— Verilen metin —
==*==
2. Uzay yarışında Sovyet Rusya, ABD’den önde idi. 1961’de Atmosfer dışına ilk insanlı uzay aracı yollayan Ruslardı. Arz etrafında bir tur atan astronot Yuri Gagarin sağ salim geri döndü. Sovyet idarecileri gururluydu. Din karşıtı çalışmaları bilinen Sovyet Komünist Partisi Genel Sekreteri Kuruçev, bir konuşmasında, “Neden bir tanrıya bağlanasınız ki? İşte Gagarin uzaya gitti ve orada bir Tanrı görmedi” demişti. Arz’dan sadece birkaç yüz kilometre yükselebilen insanoğluna ne oluyordu da büyük bir iş yapmış gibi böbürleniyordu? Arz’a en yakın yıldız 4 buçuk ışık yılı mesafesindedir; bu yükselme ise bunun yanında hiçbir şeydir. “Uzayda Tanrı’yı görmediğini” söylediği iddia edilen kozmonot Gagarin ise 1968 senesinde rutin bir uçak eğitiminde yere çakılarak ölecektir.
Daha sonraları Sovyetler uzay yarışında başarılı olamadı. ABD öne geçti. 1969 yılında Ay’a ilk adım atıldı. Bir kısım araştırmacılar hâdisenin Hollywood stüdyolarında tezgâhlandığını ileri sürse de Ay’ın fethi dünyada büyük yankı yaptı.
Uzay çalışmalarında kendilerine rakip bulamayan ABD yetkilileri büyük laflar etmeye başladılar. ABD meydan okuyordu. 28 Ocak 1986 tarihinde uzaya fırlatılan “Challenger” (“meydan okuyan” anlamında) roketi, kalkıştan 73 saniye sonra infilak ederek içindeki yedi astronotun ölümüne yol açacaktı.
Sık sık cesetlerle karşılaştığını söyleyen Usame, üç gün içinde on beş göçmen cesedini sudan çıkardığı zamanların olduğunu ifade ediyor…
Balık ağına takılan göçmen cesetleri
3. Titan denizaltısının okyanusun derinliklerinde kaybolması, bütün dünya medyasında bir hafta gündem teşkil edecekti. Batı medyası neden bu kadar heyecanlanmıştı? Yolcuların milyarder olması mı mevzuya değer katıyordu? Yoksa Batılılar insan hayatına önem veren birer hümanist miydi?
==*==
— Sağlanan bilgiler —

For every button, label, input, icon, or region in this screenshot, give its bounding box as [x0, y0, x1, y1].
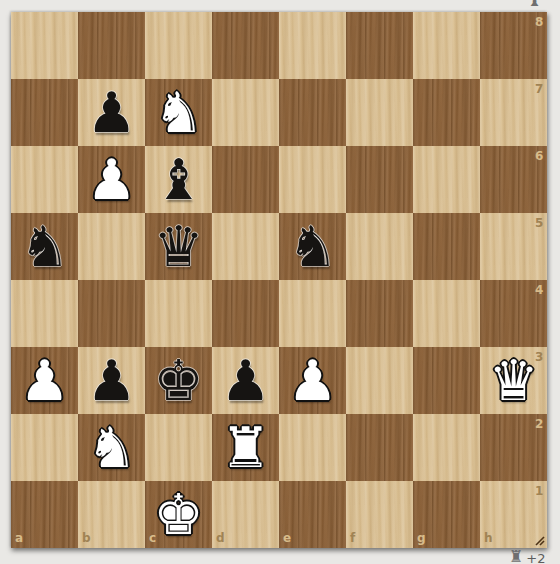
square-e3[interactable]: ♟	[279, 347, 346, 414]
coord-file-a: a	[15, 531, 23, 545]
material-score: +2	[526, 548, 545, 564]
square-b4[interactable]	[78, 280, 145, 347]
square-a2[interactable]	[11, 414, 78, 481]
piece-black-knight-a5[interactable]: ♞	[11, 213, 78, 280]
square-f1[interactable]	[346, 481, 413, 548]
square-b7[interactable]: ♟	[78, 79, 145, 146]
square-c1[interactable]: ♚	[145, 481, 212, 548]
square-c3[interactable]: ♚	[145, 347, 212, 414]
square-f2[interactable]	[346, 414, 413, 481]
piece-black-pawn-d3[interactable]: ♟	[212, 347, 279, 414]
square-d2[interactable]: ♜	[212, 414, 279, 481]
square-f6[interactable]	[346, 146, 413, 213]
square-a5[interactable]: ♞	[11, 213, 78, 280]
square-a7[interactable]	[11, 79, 78, 146]
square-c7[interactable]: ♞	[145, 79, 212, 146]
bishop-icon: ♝	[527, 0, 542, 9]
square-e5[interactable]: ♞	[279, 213, 346, 280]
square-g5[interactable]	[413, 213, 480, 280]
square-d8[interactable]	[212, 12, 279, 79]
coord-rank-5: 5	[535, 216, 543, 230]
square-g4[interactable]	[413, 280, 480, 347]
square-c5[interactable]: ♛	[145, 213, 212, 280]
square-c8[interactable]	[145, 12, 212, 79]
square-c2[interactable]	[145, 414, 212, 481]
square-b5[interactable]	[78, 213, 145, 280]
piece-black-bishop-c6[interactable]: ♝	[145, 146, 212, 213]
piece-white-king-c1[interactable]: ♚	[145, 481, 212, 548]
square-b2[interactable]: ♞	[78, 414, 145, 481]
square-g6[interactable]	[413, 146, 480, 213]
rook-icon: ♜	[509, 549, 523, 564]
square-g2[interactable]	[413, 414, 480, 481]
square-b8[interactable]	[78, 12, 145, 79]
square-c4[interactable]	[145, 280, 212, 347]
square-a4[interactable]	[11, 280, 78, 347]
square-f4[interactable]	[346, 280, 413, 347]
board-resize-handle[interactable]	[531, 532, 545, 546]
piece-white-queen-h3[interactable]: ♛	[480, 347, 547, 414]
coord-file-g: g	[417, 531, 426, 545]
square-a8[interactable]	[11, 12, 78, 79]
square-a3[interactable]: ♟	[11, 347, 78, 414]
square-d4[interactable]	[212, 280, 279, 347]
square-h3[interactable]: ♛	[480, 347, 547, 414]
material-diff-bottom: ♜ +2	[509, 548, 546, 564]
piece-black-knight-e5[interactable]: ♞	[279, 213, 346, 280]
piece-white-pawn-b6[interactable]: ♟	[78, 146, 145, 213]
square-b3[interactable]: ♟	[78, 347, 145, 414]
square-e8[interactable]	[279, 12, 346, 79]
square-g3[interactable]	[413, 347, 480, 414]
square-f5[interactable]	[346, 213, 413, 280]
square-b6[interactable]: ♟	[78, 146, 145, 213]
square-e4[interactable]	[279, 280, 346, 347]
coord-file-e: e	[283, 531, 291, 545]
square-a6[interactable]	[11, 146, 78, 213]
coord-file-f: f	[350, 531, 355, 545]
chess-board: ♟♞♟♝♞♛♞♟♟♚♟♟♛♞♜♚ abcdefgh12345678	[11, 12, 547, 548]
coord-file-h: h	[484, 531, 493, 545]
piece-black-pawn-b7[interactable]: ♟	[78, 79, 145, 146]
piece-white-pawn-e3[interactable]: ♟	[279, 347, 346, 414]
square-d6[interactable]	[212, 146, 279, 213]
square-c6[interactable]: ♝	[145, 146, 212, 213]
square-g7[interactable]	[413, 79, 480, 146]
piece-black-king-c3[interactable]: ♚	[145, 347, 212, 414]
square-g8[interactable]	[413, 12, 480, 79]
piece-white-rook-d2[interactable]: ♜	[212, 414, 279, 481]
piece-white-pawn-a3[interactable]: ♟	[11, 347, 78, 414]
coord-file-d: d	[216, 531, 225, 545]
material-diff-top: ♝	[527, 0, 542, 9]
coord-rank-4: 4	[535, 283, 543, 297]
square-d3[interactable]: ♟	[212, 347, 279, 414]
square-e7[interactable]	[279, 79, 346, 146]
coord-rank-2: 2	[535, 417, 543, 431]
square-e2[interactable]	[279, 414, 346, 481]
square-f3[interactable]	[346, 347, 413, 414]
piece-white-knight-b2[interactable]: ♞	[78, 414, 145, 481]
square-d5[interactable]	[212, 213, 279, 280]
square-e6[interactable]	[279, 146, 346, 213]
coord-rank-1: 1	[535, 484, 543, 498]
square-f7[interactable]	[346, 79, 413, 146]
square-f8[interactable]	[346, 12, 413, 79]
coord-file-b: b	[82, 531, 91, 545]
coord-rank-6: 6	[535, 149, 543, 163]
piece-black-pawn-b3[interactable]: ♟	[78, 347, 145, 414]
piece-white-knight-c7[interactable]: ♞	[145, 79, 212, 146]
coord-rank-8: 8	[535, 15, 543, 29]
coord-rank-7: 7	[535, 82, 543, 96]
page: ♝ ♟♞♟♝♞♛♞♟♟♚♟♟♛♞♜♚ abcdefgh12345678 ♜ +2	[0, 0, 560, 564]
square-d7[interactable]	[212, 79, 279, 146]
piece-black-queen-c5[interactable]: ♛	[145, 213, 212, 280]
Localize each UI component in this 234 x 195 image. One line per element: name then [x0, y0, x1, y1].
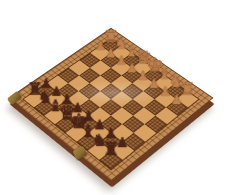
square-g4 [133, 107, 155, 124]
square-h5 [134, 124, 157, 141]
chess-board: ♜♞♝♛♚♝♞♜♟♟♟♟♟♟♟♟♟♟♟♟♟♟♟♟♜♞♝♛♚♝♞♜ [8, 28, 213, 182]
square-h3 [155, 107, 177, 124]
square-e5 [100, 99, 122, 116]
square-f5 [111, 107, 133, 124]
square-h4 [145, 116, 167, 133]
black-rook-glyph: ♜ [103, 140, 119, 158]
white-pawn-glyph: ♟ [169, 93, 185, 106]
square-g5 [122, 116, 144, 133]
square-f4 [122, 99, 144, 116]
chess-set-photo: ♜♞♝♛♚♝♞♜♟♟♟♟♟♟♟♟♟♟♟♟♟♟♟♟♜♞♝♛♚♝♞♜ [0, 0, 234, 195]
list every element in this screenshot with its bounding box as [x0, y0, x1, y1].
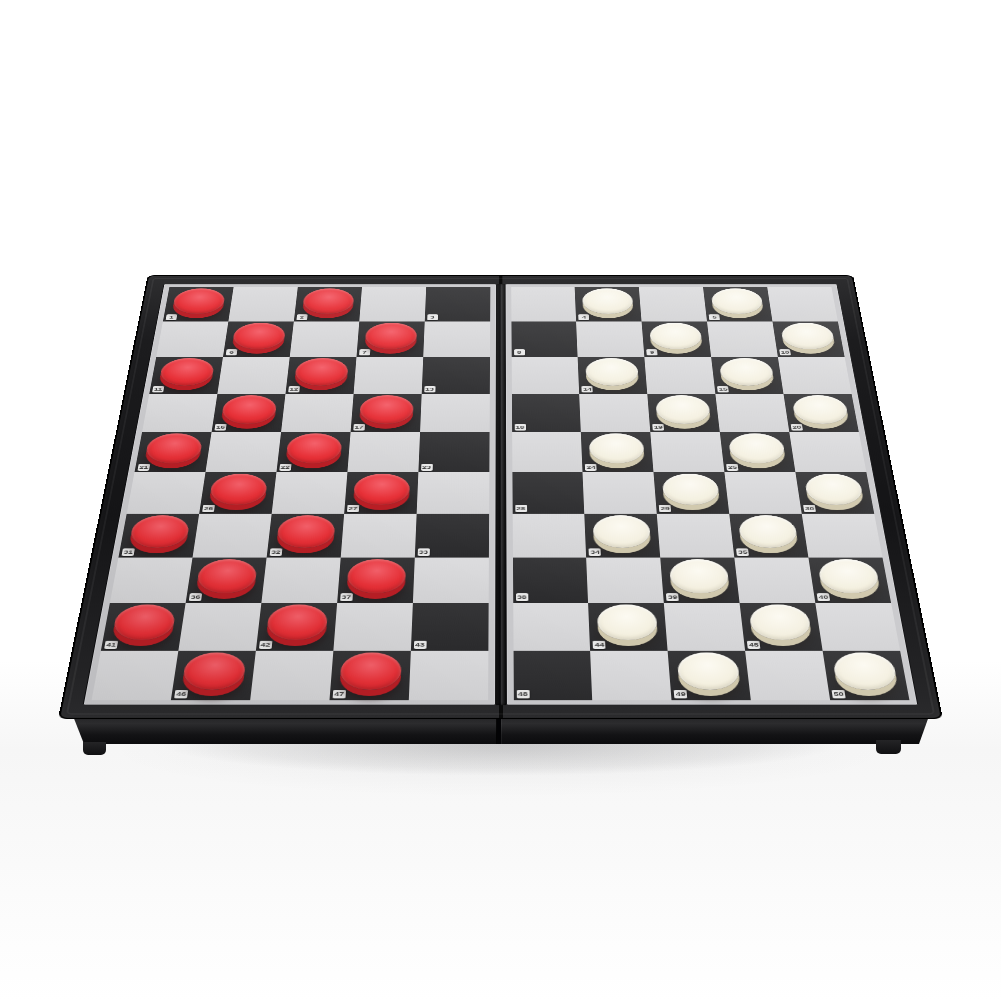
square-number-label: 19: [653, 424, 665, 431]
white-piece: [585, 358, 639, 386]
white-piece: [597, 605, 658, 641]
square-number-label: 17: [353, 424, 365, 431]
board-square: 34: [585, 514, 661, 558]
red-piece: [339, 652, 402, 689]
square-number-label: 35: [736, 548, 749, 556]
board-square: [217, 357, 289, 394]
square-number-label: 25: [726, 464, 738, 471]
square-number-label: 16: [214, 424, 226, 431]
board-square: [281, 394, 353, 432]
board-square: 28: [512, 472, 585, 514]
board-square: [333, 603, 412, 651]
board-square: 24: [581, 432, 654, 472]
board-square: [815, 603, 900, 651]
board-square: 15: [711, 357, 783, 394]
board-square: 27: [344, 472, 418, 514]
white-piece: [791, 395, 849, 424]
red-piece: [208, 474, 268, 505]
board-square: [645, 357, 716, 394]
board-square: [271, 472, 347, 514]
board-square: 13: [421, 357, 489, 394]
white-piece: [719, 358, 775, 386]
board-square: 49: [668, 650, 751, 700]
square-number-label: 6: [226, 349, 238, 355]
board-square: [657, 514, 734, 558]
board-square: [423, 321, 490, 356]
red-piece: [276, 515, 336, 548]
white-piece: [728, 434, 786, 464]
board-square: 18: [511, 394, 581, 432]
red-piece: [359, 395, 414, 424]
white-piece: [780, 323, 836, 350]
board-square: 21: [135, 432, 212, 472]
square-number-label: 4: [579, 314, 590, 320]
square-number-label: 32: [269, 548, 282, 556]
board-square: [127, 472, 206, 514]
board-square: 17: [350, 394, 421, 432]
square-number-label: 14: [582, 386, 593, 392]
board-square: 36: [186, 557, 267, 603]
board-square: 16: [211, 394, 285, 432]
board-square: 50: [823, 650, 910, 700]
board-square: 47: [329, 650, 410, 700]
board-square: [716, 394, 790, 432]
board-square: [579, 394, 650, 432]
square-number-label: 44: [593, 640, 606, 648]
white-piece: [677, 652, 741, 689]
board-square: 20: [784, 394, 859, 432]
board-square: [347, 432, 420, 472]
product-photo-background: 1236711121316172122232627313233363741424…: [0, 0, 1001, 1001]
board-square: 23: [418, 432, 489, 472]
white-piece: [804, 474, 865, 505]
square-number-label: 20: [791, 424, 803, 431]
red-piece: [220, 395, 277, 424]
square-number-label: 29: [659, 505, 671, 512]
board-square: [142, 394, 217, 432]
board-square: [745, 650, 830, 700]
board-square: [512, 514, 586, 558]
board-square: [789, 432, 866, 472]
board-cells-right: 4589101415181920242528293034353839404445…: [511, 287, 910, 700]
square-number-label: 23: [421, 464, 433, 471]
board-square: 35: [729, 514, 808, 558]
board-square: 38: [513, 557, 589, 603]
board-square: [586, 557, 664, 603]
square-number-label: 36: [189, 593, 202, 601]
board-square: 43: [410, 603, 488, 651]
board-square: [353, 357, 423, 394]
board-square: 44: [588, 603, 667, 651]
board-square: [576, 321, 644, 356]
white-piece: [738, 515, 799, 548]
square-number-label: 47: [332, 690, 345, 699]
square-number-label: 7: [359, 349, 370, 355]
board-square: [359, 287, 426, 321]
board-square: 14: [578, 357, 648, 394]
square-number-label: 2: [296, 314, 307, 320]
board-square: 42: [256, 603, 337, 651]
board-square: [707, 321, 778, 356]
board-square: [92, 650, 179, 700]
square-number-label: 34: [589, 548, 601, 556]
square-number-label: 43: [413, 640, 426, 648]
red-piece: [128, 515, 190, 548]
square-number-label: 10: [779, 349, 791, 355]
board-square: [513, 603, 591, 651]
board-square: 25: [720, 432, 796, 472]
board-square: 41: [101, 603, 186, 651]
red-piece: [195, 559, 258, 593]
white-piece: [748, 605, 812, 641]
board-half-right: 4589101415181920242528293034353839404445…: [504, 284, 918, 705]
red-piece: [302, 289, 355, 315]
square-number-label: 48: [516, 690, 529, 699]
board-square: 26: [199, 472, 276, 514]
board-square: 19: [648, 394, 720, 432]
square-number-label: 8: [514, 349, 525, 355]
board-square: [110, 557, 193, 603]
board-half-left: 1236711121316172122232627313233363741424…: [83, 284, 497, 705]
board-square: 5: [703, 287, 772, 321]
square-number-label: 30: [803, 505, 816, 512]
board-square: [261, 557, 340, 603]
square-number-label: 40: [817, 593, 831, 601]
square-number-label: 38: [516, 593, 528, 601]
board-square: 2: [294, 287, 362, 321]
square-number-label: 45: [747, 640, 761, 648]
square-number-label: 5: [709, 314, 720, 320]
square-number-label: 24: [585, 464, 597, 471]
red-piece: [265, 605, 328, 641]
red-piece: [172, 289, 226, 315]
square-number-label: 18: [514, 424, 525, 431]
square-number-label: 41: [104, 640, 118, 648]
board-square: 31: [118, 514, 199, 558]
square-number-label: 42: [259, 640, 272, 648]
square-number-label: 39: [666, 593, 679, 601]
frame-fold-seam-top: [499, 275, 502, 284]
board-square: 1: [163, 287, 234, 321]
board-square: [420, 394, 490, 432]
white-piece: [711, 289, 765, 315]
square-number-label: 3: [427, 314, 438, 320]
board-square: 46: [171, 650, 256, 700]
board-square: 6: [223, 321, 294, 356]
square-number-label: 12: [288, 386, 300, 392]
square-number-label: 15: [717, 386, 729, 392]
board-square: 40: [808, 557, 891, 603]
red-piece: [346, 559, 406, 593]
board-square: 29: [654, 472, 730, 514]
board-square: [340, 514, 416, 558]
board-square: [228, 287, 297, 321]
board-square: 8: [511, 321, 578, 356]
board-square: 33: [414, 514, 488, 558]
board-square: [205, 432, 280, 472]
board-cells-left: 1236711121316172122232627313233363741424…: [92, 287, 490, 700]
board-square: [725, 472, 802, 514]
frame-fold-seam-bottom: [499, 705, 503, 719]
board-square: [590, 650, 671, 700]
board-square: 39: [660, 557, 739, 603]
red-piece: [158, 358, 215, 386]
board-square: [512, 432, 583, 472]
red-piece: [111, 605, 176, 641]
playing-surface: 1236711121316172122232627313233363741424…: [83, 284, 919, 705]
board-square: [583, 472, 657, 514]
white-piece: [662, 474, 721, 505]
board-square: [639, 287, 707, 321]
square-number-label: 46: [174, 690, 188, 699]
square-number-label: 13: [424, 386, 435, 392]
red-piece: [232, 323, 287, 350]
square-number-label: 9: [646, 349, 657, 355]
board-square: [734, 557, 815, 603]
board-square: [511, 287, 577, 321]
board-square: [178, 603, 261, 651]
board-square: 7: [356, 321, 424, 356]
board-square: 11: [149, 357, 223, 394]
board-square: [802, 514, 883, 558]
square-number-label: 31: [122, 548, 135, 556]
square-number-label: 21: [137, 464, 150, 471]
board-square: [413, 557, 489, 603]
square-number-label: 22: [279, 464, 291, 471]
board-square: 32: [266, 514, 343, 558]
board-square: [408, 650, 488, 700]
red-piece: [364, 323, 417, 350]
board-square: 48: [513, 650, 593, 700]
board-square: [156, 321, 228, 356]
board-square: [416, 472, 489, 514]
board-square: 4: [575, 287, 642, 321]
square-number-label: 37: [340, 593, 353, 601]
board-square: 45: [740, 603, 823, 651]
square-number-label: 49: [674, 690, 688, 699]
board-square: [767, 287, 838, 321]
white-piece: [655, 395, 711, 424]
red-piece: [294, 358, 349, 386]
board-square: 22: [276, 432, 350, 472]
white-piece: [669, 559, 730, 593]
draughts-board: 1236711121316172122232627313233363741424…: [58, 275, 943, 719]
square-number-label: 26: [202, 505, 215, 512]
board-square: [778, 357, 852, 394]
white-piece: [582, 289, 634, 315]
red-piece: [144, 434, 203, 464]
photo-scene: 1236711121316172122232627313233363741424…: [0, 0, 1001, 1001]
board-square: [250, 650, 333, 700]
white-piece: [817, 559, 881, 593]
red-piece: [285, 434, 342, 464]
board-square: 3: [424, 287, 490, 321]
white-piece: [593, 515, 652, 548]
red-piece: [181, 652, 247, 689]
board-square: 30: [795, 472, 874, 514]
board-square: [290, 321, 359, 356]
white-piece: [832, 652, 899, 689]
board-square: 37: [337, 557, 415, 603]
white-piece: [649, 323, 703, 350]
square-number-label: 11: [152, 386, 164, 392]
square-number-label: 50: [832, 690, 846, 699]
white-piece: [589, 434, 645, 464]
board-square: [664, 603, 745, 651]
board-square: 10: [773, 321, 845, 356]
red-piece: [353, 474, 410, 505]
square-number-label: 27: [347, 505, 359, 512]
square-number-label: 33: [417, 548, 429, 556]
square-number-label: 1: [166, 314, 178, 320]
board-square: [651, 432, 725, 472]
square-number-label: 28: [515, 505, 527, 512]
board-square: 9: [642, 321, 711, 356]
board-square: 12: [285, 357, 356, 394]
board-square: [511, 357, 579, 394]
board-square: [192, 514, 271, 558]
==*==
Verilen metindeki “Daha sonraları Sovyetler uzay yarışında başarılı olamadı.” cümlesini İngilizceye çevirin.

Later on, the Soviets were unable to succeed in the space race.